> [Problem to work on]: Only the lines holding the string "mention" are needed. Copy each one.

------ Data entries ------

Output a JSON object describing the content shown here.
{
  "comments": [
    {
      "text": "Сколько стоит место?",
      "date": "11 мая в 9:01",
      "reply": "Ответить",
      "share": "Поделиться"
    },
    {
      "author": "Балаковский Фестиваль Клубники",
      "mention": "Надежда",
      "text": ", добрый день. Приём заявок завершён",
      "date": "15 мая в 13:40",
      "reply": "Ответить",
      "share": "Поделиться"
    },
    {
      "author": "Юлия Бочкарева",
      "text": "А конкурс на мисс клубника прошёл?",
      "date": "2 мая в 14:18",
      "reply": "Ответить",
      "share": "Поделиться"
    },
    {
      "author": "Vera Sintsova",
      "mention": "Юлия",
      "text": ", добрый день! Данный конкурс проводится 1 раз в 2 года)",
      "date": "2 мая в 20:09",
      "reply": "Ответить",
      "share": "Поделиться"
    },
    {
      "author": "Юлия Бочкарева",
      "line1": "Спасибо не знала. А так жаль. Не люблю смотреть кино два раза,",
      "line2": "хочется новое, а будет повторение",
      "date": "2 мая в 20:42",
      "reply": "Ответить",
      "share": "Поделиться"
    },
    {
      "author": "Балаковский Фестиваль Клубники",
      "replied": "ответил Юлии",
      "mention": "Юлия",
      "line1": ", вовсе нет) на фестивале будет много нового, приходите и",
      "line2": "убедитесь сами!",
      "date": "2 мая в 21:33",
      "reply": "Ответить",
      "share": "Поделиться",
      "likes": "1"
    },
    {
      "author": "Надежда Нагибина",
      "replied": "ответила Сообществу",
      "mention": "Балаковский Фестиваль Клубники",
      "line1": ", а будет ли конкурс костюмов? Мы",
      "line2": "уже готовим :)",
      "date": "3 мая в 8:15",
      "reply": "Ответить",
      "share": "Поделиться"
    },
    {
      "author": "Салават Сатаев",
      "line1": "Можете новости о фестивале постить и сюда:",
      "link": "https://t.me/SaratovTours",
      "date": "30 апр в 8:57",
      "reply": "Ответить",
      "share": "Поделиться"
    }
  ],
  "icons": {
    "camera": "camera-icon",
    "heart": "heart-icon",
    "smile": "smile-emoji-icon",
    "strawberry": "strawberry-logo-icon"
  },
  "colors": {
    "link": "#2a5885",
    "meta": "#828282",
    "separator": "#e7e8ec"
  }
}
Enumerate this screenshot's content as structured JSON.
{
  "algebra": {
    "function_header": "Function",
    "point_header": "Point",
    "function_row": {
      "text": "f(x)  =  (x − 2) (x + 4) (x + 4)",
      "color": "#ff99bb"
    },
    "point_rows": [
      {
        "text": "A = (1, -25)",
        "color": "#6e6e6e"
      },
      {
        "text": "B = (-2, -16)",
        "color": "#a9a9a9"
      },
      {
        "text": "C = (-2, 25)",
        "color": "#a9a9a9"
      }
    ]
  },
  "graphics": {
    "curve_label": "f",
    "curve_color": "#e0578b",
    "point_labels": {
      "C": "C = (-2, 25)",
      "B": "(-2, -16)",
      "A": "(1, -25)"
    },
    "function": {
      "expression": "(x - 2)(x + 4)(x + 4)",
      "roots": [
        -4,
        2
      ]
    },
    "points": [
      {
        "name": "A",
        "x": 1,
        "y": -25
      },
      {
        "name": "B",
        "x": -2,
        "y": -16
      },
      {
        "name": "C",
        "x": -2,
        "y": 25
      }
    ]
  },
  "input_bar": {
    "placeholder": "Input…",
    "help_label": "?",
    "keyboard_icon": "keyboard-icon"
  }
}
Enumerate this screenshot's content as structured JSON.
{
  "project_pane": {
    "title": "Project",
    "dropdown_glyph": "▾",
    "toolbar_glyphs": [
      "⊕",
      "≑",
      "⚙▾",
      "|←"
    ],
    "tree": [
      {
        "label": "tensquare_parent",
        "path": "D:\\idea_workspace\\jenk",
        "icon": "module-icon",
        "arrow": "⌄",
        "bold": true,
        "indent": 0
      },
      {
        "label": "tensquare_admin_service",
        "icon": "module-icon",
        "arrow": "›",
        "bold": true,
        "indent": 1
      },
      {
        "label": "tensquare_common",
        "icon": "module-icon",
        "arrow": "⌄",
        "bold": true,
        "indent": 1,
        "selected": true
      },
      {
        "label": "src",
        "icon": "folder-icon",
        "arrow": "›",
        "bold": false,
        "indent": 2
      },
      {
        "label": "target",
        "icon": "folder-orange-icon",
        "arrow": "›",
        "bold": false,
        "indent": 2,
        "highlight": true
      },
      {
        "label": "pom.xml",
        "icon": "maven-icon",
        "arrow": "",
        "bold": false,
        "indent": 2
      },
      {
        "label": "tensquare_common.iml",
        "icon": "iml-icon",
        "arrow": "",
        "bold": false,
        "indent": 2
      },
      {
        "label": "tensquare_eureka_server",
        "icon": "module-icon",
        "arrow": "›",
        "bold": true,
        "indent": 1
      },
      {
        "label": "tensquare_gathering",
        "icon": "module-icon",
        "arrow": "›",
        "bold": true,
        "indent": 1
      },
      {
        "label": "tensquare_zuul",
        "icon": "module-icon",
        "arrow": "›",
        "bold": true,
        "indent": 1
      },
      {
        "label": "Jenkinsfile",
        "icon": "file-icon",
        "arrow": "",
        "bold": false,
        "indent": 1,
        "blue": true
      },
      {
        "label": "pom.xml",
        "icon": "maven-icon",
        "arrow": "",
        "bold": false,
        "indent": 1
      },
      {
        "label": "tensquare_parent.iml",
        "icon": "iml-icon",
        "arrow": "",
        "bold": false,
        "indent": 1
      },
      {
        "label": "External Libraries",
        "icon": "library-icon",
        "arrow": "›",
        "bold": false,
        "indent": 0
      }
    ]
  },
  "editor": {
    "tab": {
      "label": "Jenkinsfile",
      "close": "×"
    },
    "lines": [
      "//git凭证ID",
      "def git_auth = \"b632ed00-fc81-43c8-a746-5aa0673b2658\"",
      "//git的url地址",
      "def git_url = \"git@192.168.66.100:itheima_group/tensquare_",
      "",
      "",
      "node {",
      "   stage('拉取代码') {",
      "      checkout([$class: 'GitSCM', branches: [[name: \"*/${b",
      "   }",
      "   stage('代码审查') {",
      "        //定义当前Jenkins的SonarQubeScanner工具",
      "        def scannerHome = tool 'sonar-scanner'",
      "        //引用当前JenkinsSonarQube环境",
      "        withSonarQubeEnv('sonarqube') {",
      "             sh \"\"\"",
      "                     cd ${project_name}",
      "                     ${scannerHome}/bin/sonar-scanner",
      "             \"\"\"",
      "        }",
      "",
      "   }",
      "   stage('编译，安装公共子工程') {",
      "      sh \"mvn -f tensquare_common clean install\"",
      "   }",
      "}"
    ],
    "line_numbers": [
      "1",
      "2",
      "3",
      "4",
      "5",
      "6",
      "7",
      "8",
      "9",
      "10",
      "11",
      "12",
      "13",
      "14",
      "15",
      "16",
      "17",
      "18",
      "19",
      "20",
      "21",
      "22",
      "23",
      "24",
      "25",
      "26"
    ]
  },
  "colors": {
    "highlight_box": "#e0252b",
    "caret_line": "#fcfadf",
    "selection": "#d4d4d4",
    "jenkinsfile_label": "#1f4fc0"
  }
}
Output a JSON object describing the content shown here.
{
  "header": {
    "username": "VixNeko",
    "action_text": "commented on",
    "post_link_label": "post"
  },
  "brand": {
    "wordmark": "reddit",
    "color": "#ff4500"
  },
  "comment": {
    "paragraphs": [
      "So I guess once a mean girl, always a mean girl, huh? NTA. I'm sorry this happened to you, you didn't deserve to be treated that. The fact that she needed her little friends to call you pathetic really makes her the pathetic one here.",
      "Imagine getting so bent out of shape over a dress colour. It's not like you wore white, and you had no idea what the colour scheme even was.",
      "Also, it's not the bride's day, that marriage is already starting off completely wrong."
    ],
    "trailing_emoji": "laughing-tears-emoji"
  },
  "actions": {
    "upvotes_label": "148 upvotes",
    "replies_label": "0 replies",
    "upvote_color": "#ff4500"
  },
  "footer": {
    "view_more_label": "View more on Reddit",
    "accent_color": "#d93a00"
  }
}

------

> [Reply]:
      "mention": "Надежда",
      "mention": "Юлия",
      "mention": "Юлия",
      "mention": "Балаковский Фестиваль Клубники",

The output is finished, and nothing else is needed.